## Exercise details
Render the entries below as a two-column CSV with the headers description and locations, one row per entry, placing its text in the first field and its answer in the second, each enclosed in double quotes with line breaks replaced by spaces. Leave out the pictures.

[Excerpts from a figure dataset]

□ □ □

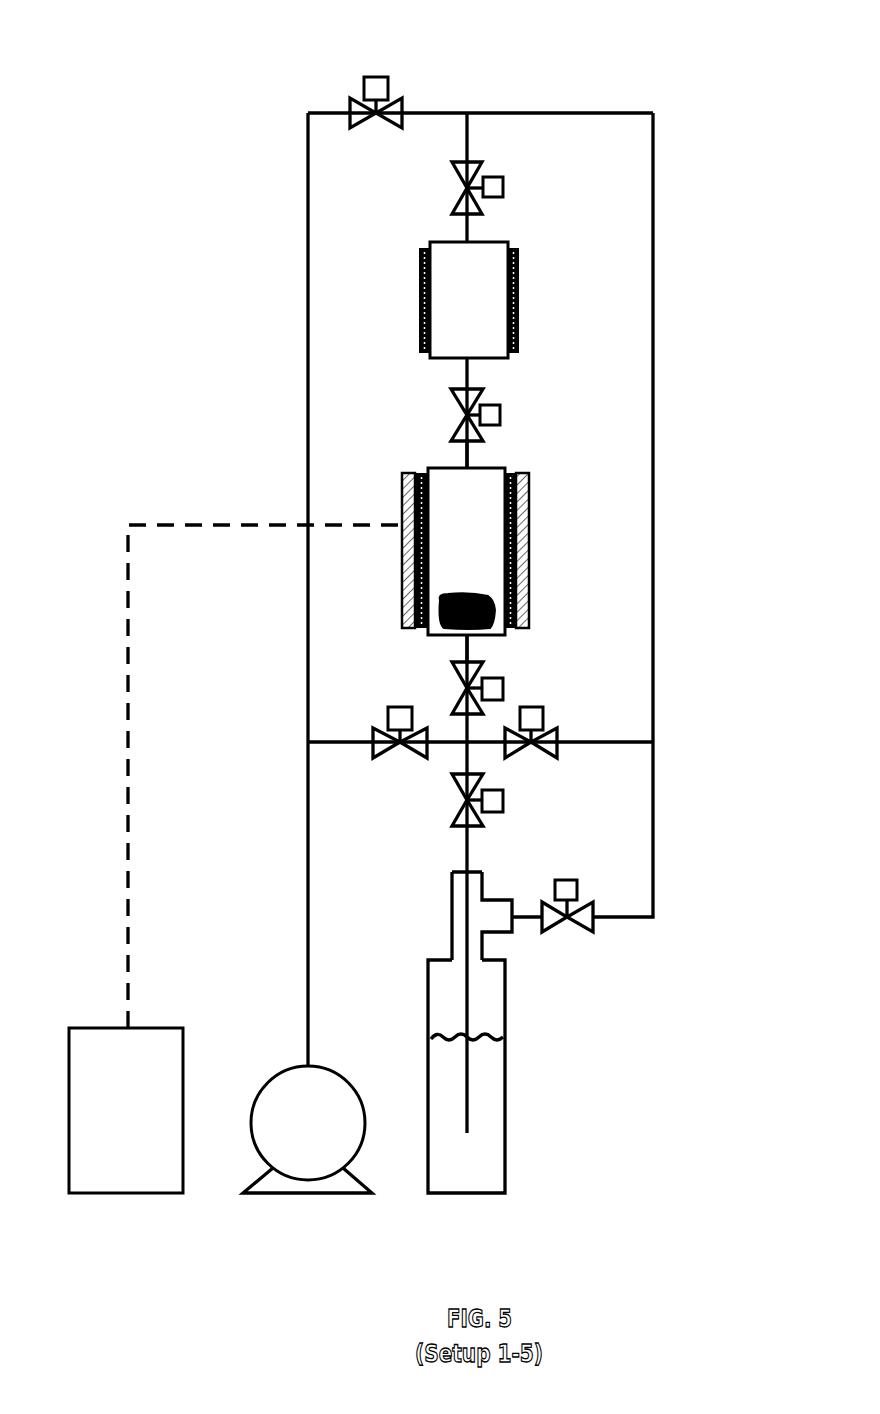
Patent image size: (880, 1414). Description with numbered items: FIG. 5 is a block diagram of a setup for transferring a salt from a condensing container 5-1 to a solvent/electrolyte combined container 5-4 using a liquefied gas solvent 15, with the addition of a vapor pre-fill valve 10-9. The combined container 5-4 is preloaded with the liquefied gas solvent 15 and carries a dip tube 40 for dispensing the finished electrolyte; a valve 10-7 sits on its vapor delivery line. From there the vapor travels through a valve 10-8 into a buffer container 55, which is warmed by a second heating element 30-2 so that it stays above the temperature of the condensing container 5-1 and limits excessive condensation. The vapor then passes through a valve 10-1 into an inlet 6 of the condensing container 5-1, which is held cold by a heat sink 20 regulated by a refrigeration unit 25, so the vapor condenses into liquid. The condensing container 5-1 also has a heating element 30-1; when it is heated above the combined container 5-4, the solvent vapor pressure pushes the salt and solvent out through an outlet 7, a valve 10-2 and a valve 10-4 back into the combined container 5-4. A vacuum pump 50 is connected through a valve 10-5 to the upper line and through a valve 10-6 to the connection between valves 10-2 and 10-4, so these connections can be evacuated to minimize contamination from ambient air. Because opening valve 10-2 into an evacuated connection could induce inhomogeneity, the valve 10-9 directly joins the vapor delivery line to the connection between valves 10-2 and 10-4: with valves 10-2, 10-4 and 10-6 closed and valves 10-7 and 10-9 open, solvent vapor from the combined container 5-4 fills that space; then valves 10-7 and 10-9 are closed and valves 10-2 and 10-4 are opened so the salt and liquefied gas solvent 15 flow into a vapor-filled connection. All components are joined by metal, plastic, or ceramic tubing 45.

The condensing container 5-1 is at (490, 463).
The solvent/electrolyte combined container 5-4 is at (505, 1070).
The inlet 6 is at (445, 447).
The outlet 7 is at (465, 638).
The valve 10-1 is at (497, 403).
The valve 10-2 is at (507, 682).
The valve 10-4 is at (503, 798).
The valve 10-5 is at (383, 75).
The valve 10-6 is at (422, 750).
The valve 10-7 is at (577, 927).
The valve 10-8 is at (503, 183).
The valve 10-9 is at (542, 722).
The liquefied gas solvent 15 is at (490, 1158).
The heat sink 20 is at (517, 590).
The refrigeration unit 25 is at (183, 1088).
The heating element 30-1 is at (517, 532).
The second heating element 30-2 is at (518, 327).
The dip tube 40 is at (460, 943).
The tubing 45 is at (653, 572).
The vacuum pump 50 is at (317, 1067).
The buffer container 55 is at (490, 243).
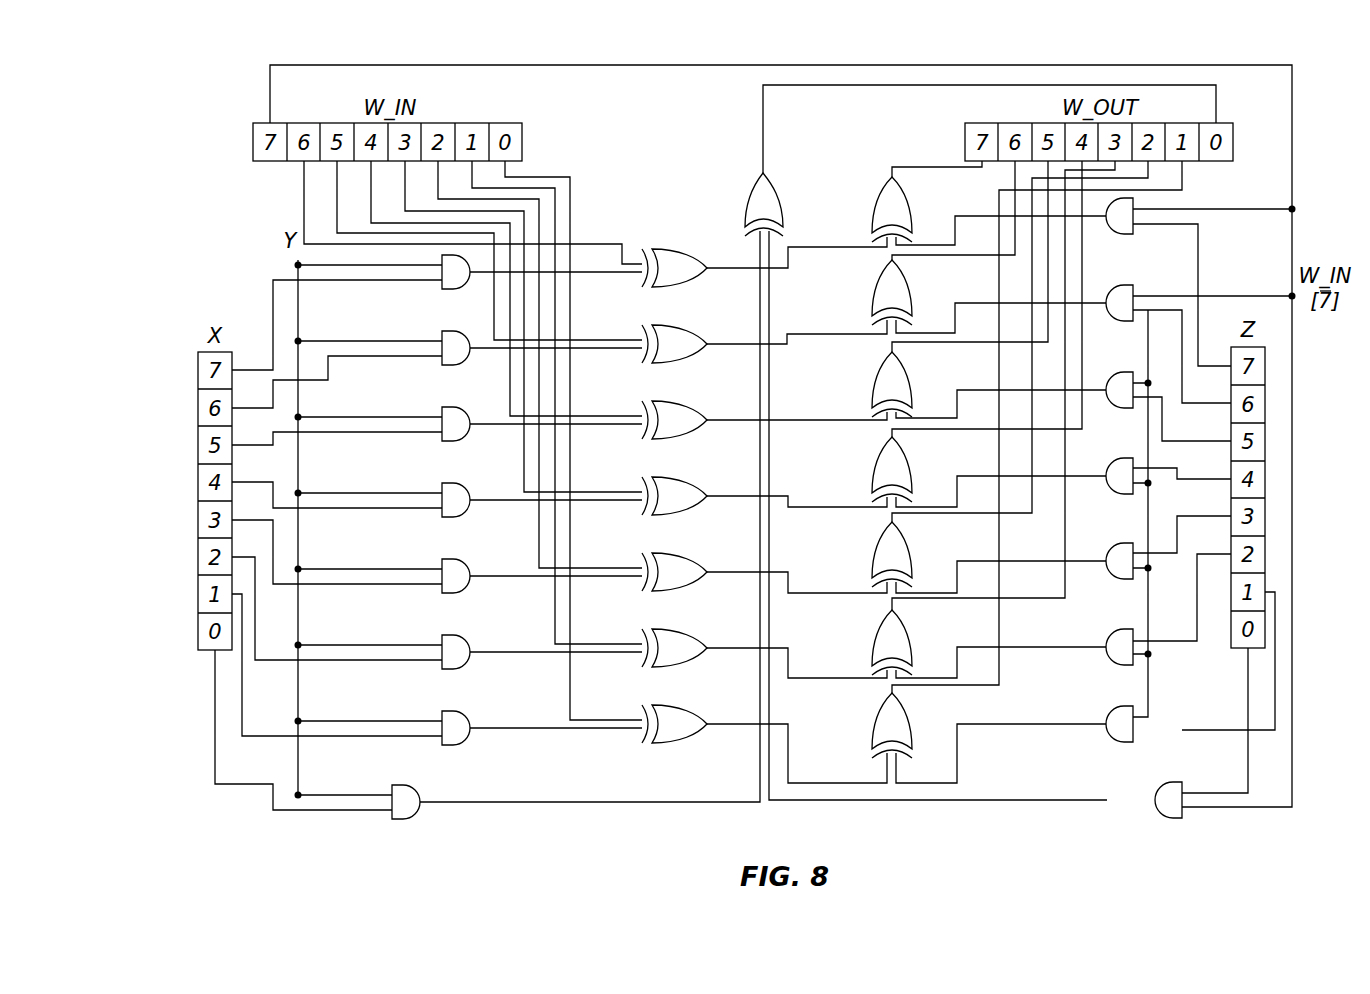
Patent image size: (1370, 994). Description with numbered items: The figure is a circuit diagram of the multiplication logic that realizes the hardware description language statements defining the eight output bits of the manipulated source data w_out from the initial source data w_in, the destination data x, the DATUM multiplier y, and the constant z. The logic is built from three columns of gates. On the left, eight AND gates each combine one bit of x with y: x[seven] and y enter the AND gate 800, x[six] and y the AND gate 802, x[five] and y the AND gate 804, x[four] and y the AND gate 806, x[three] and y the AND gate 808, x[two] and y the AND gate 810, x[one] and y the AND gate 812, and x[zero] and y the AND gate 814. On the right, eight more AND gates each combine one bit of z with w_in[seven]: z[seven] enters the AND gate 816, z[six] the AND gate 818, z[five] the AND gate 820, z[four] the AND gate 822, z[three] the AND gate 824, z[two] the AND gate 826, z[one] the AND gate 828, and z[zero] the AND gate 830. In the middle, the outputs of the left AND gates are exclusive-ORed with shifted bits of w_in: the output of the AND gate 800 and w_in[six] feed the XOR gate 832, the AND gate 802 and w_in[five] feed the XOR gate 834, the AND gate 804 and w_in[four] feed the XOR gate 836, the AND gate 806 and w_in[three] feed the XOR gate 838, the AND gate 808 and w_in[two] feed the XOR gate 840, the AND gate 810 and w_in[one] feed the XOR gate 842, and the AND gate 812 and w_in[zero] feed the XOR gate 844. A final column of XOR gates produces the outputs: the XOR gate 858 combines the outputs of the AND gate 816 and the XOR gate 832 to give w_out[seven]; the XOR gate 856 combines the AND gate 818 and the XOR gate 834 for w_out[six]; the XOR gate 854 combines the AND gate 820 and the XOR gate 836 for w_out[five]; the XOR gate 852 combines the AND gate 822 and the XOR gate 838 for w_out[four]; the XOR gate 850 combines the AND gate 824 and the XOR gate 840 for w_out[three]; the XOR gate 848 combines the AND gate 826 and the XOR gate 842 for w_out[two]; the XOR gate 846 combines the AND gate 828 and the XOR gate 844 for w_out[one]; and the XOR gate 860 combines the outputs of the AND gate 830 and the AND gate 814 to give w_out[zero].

The AND gate 800 is at (452, 289).
The AND gate 802 is at (452, 365).
The AND gate 804 is at (452, 441).
The AND gate 806 is at (452, 517).
The AND gate 808 is at (452, 593).
The AND gate 810 is at (452, 669).
The AND gate 812 is at (452, 745).
The AND gate 814 is at (396, 819).
The AND gate 816 is at (1135, 205).
The AND gate 818 is at (1128, 287).
The AND gate 820 is at (1128, 408).
The AND gate 822 is at (1128, 494).
The AND gate 824 is at (1128, 579).
The AND gate 826 is at (1128, 665).
The AND gate 828 is at (1128, 742).
The AND gate 830 is at (1170, 818).
The XOR gate 832 is at (662, 287).
The XOR gate 834 is at (662, 363).
The XOR gate 836 is at (662, 439).
The XOR gate 838 is at (662, 515).
The XOR gate 840 is at (662, 591).
The XOR gate 842 is at (662, 667).
The XOR gate 844 is at (662, 743).
The XOR gate 846 is at (872, 732).
The XOR gate 848 is at (872, 649).
The XOR gate 850 is at (872, 561).
The XOR gate 852 is at (872, 476).
The XOR gate 854 is at (872, 391).
The XOR gate 856 is at (872, 299).
The XOR gate 858 is at (872, 216).
The XOR gate 860 is at (750, 187).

□ □ □

## Answer to this exercise
description,locations
"Patent image size: (880, 1414). Description with numbered items: FIG. 5 is a block diagram of a setup for transferring a salt from a condensing container 5-1 to a solvent/electrolyte combined container 5-4 using a liquefied gas solvent 15, with the addition of a vapor pre-fill valve 10-9. The combined container 5-4 is preloaded with the liquefied gas solvent 15 and carries a dip tube 40 for dispensing the finished electrolyte; a valve 10-7 sits on its vapor delivery line. From there the vapor travels through a valve 10-8 into a buffer container 55, which is warmed by a second heating element 30-2 so that it stays above the temperature of the condensing container 5-1 and limits excessive condensation. The vapor then passes through a valve 10-1 into an inlet 6 of the condensing container 5-1, which is held cold by a heat sink 20 regulated by a refrigeration unit 25, so the vapor condenses into liquid. The condensing container 5-1 also has a heating element 30-1; when it is heated above the combined container 5-4, the solvent vapor pressure pushes the salt and solvent out through an outlet 7, a valve 10-2 and a valve 10-4 back into the combined container 5-4. A vacuum pump 50 is connected through a valve 10-5 to the upper line and through a valve 10-6 to the connection between valves 10-2 and 10-4, so these connections can be evacuated to minimize contamination from ambient air. Because opening valve 10-2 into an evacuated connection could induce inhomogeneity, the valve 10-9 directly joins the vapor delivery line to the connection between valves 10-2 and 10-4: with valves 10-2, 10-4 and 10-6 closed and valves 10-7 and 10-9 open, solvent vapor from the combined container 5-4 fills that space; then valves 10-7 and 10-9 are closed and valves 10-2 and 10-4 are opened so the salt and liquefied gas solvent 15 flow into a vapor-filled connection. All components are joined by metal, plastic, or ceramic tubing 45.","The condensing container 5-1 is at (490, 463). The solvent/electrolyte combined container 5-4 is at (505, 1070). The inlet 6 is at (445, 447). The outlet 7 is at (465, 638). The valve 10-1 is at (497, 403). The valve 10-2 is at (507, 682). The valve 10-4 is at (503, 798). The valve 10-5 is at (383, 75). The valve 10-6 is at (422, 750). The valve 10-7 is at (577, 927). The valve 10-8 is at (503, 183). The valve 10-9 is at (542, 722). The liquefied gas solvent 15 is at (490, 1158). The heat sink 20 is at (517, 590). The refrigeration unit 25 is at (183, 1088). The heating element 30-1 is at (517, 532). The second heating element 30-2 is at (518, 327). The dip tube 40 is at (460, 943). The tubing 45 is at (653, 572). The vacuum pump 50 is at (317, 1067). The buffer container 55 is at (490, 243)."
"Patent image size: (1370, 994). Description with numbered items: The figure is a circuit diagram of the multiplication logic that realizes the hardware description language statements defining the eight output bits of the manipulated source data w_out from the initial source data w_in, the destination data x, the DATUM multiplier y, and the constant z. The logic is built from three columns of gates. On the left, eight AND gates each combine one bit of x with y: x[seven] and y enter the AND gate 800, x[six] and y the AND gate 802, x[five] and y the AND gate 804, x[four] and y the AND gate 806, x[three] and y the AND gate 808, x[two] and y the AND gate 810, x[one] and y the AND gate 812, and x[zero] and y the AND gate 814. On the right, eight more AND gates each combine one bit of z with w_in[seven]: z[seven] enters the AND gate 816, z[six] the AND gate 818, z[five] the AND gate 820, z[four] the AND gate 822, z[three] the AND gate 824, z[two] the AND gate 826, z[one] the AND gate 828, and z[zero] the AND gate 830. In the middle, the outputs of the left AND gates are exclusive-ORed with shifted bits of w_in: the output of the AND gate 800 and w_in[six] feed the XOR gate 832, the AND gate 802 and w_in[five] feed the XOR gate 834, the AND gate 804 and w_in[four] feed the XOR gate 836, the AND gate 806 and w_in[three] feed the XOR gate 838, the AND gate 808 and w_in[two] feed the XOR gate 840, the AND gate 810 and w_in[one] feed the XOR gate 842, and the AND gate 812 and w_in[zero] feed the XOR gate 844. A final column of XOR gates produces the outputs: the XOR gate 858 combines the outputs of the AND gate 816 and the XOR gate 832 to give w_out[seven]; the XOR gate 856 combines the AND gate 818 and the XOR gate 834 for w_out[six]; the XOR gate 854 combines the AND gate 820 and the XOR gate 836 for w_out[five]; the XOR gate 852 combines the AND gate 822 and the XOR gate 838 for w_out[four]; the XOR gate 850 combines the AND gate 824 and the XOR gate 840 for w_out[three]; the XOR gate 848 combines the AND gate 826 and the XOR gate 842 for w_out[two]; the XOR gate 846 combines the AND gate 828 and the XOR gate 844 for w_out[one]; and the XOR gate 860 combines the outputs of the AND gate 830 and the AND gate 814 to give w_out[zero].","The AND gate 800 is at (452, 289). The AND gate 802 is at (452, 365). The AND gate 804 is at (452, 441). The AND gate 806 is at (452, 517). The AND gate 808 is at (452, 593). The AND gate 810 is at (452, 669). The AND gate 812 is at (452, 745). The AND gate 814 is at (396, 819). The AND gate 816 is at (1135, 205). The AND gate 818 is at (1128, 287). The AND gate 820 is at (1128, 408). The AND gate 822 is at (1128, 494). The AND gate 824 is at (1128, 579). The AND gate 826 is at (1128, 665). The AND gate 828 is at (1128, 742). The AND gate 830 is at (1170, 818). The XOR gate 832 is at (662, 287). The XOR gate 834 is at (662, 363). The XOR gate 836 is at (662, 439). The XOR gate 838 is at (662, 515). The XOR gate 840 is at (662, 591). The XOR gate 842 is at (662, 667). The XOR gate 844 is at (662, 743). The XOR gate 846 is at (872, 732). The XOR gate 848 is at (872, 649). The XOR gate 850 is at (872, 561). The XOR gate 852 is at (872, 476). The XOR gate 854 is at (872, 391). The XOR gate 856 is at (872, 299). The XOR gate 858 is at (872, 216). The XOR gate 860 is at (750, 187)."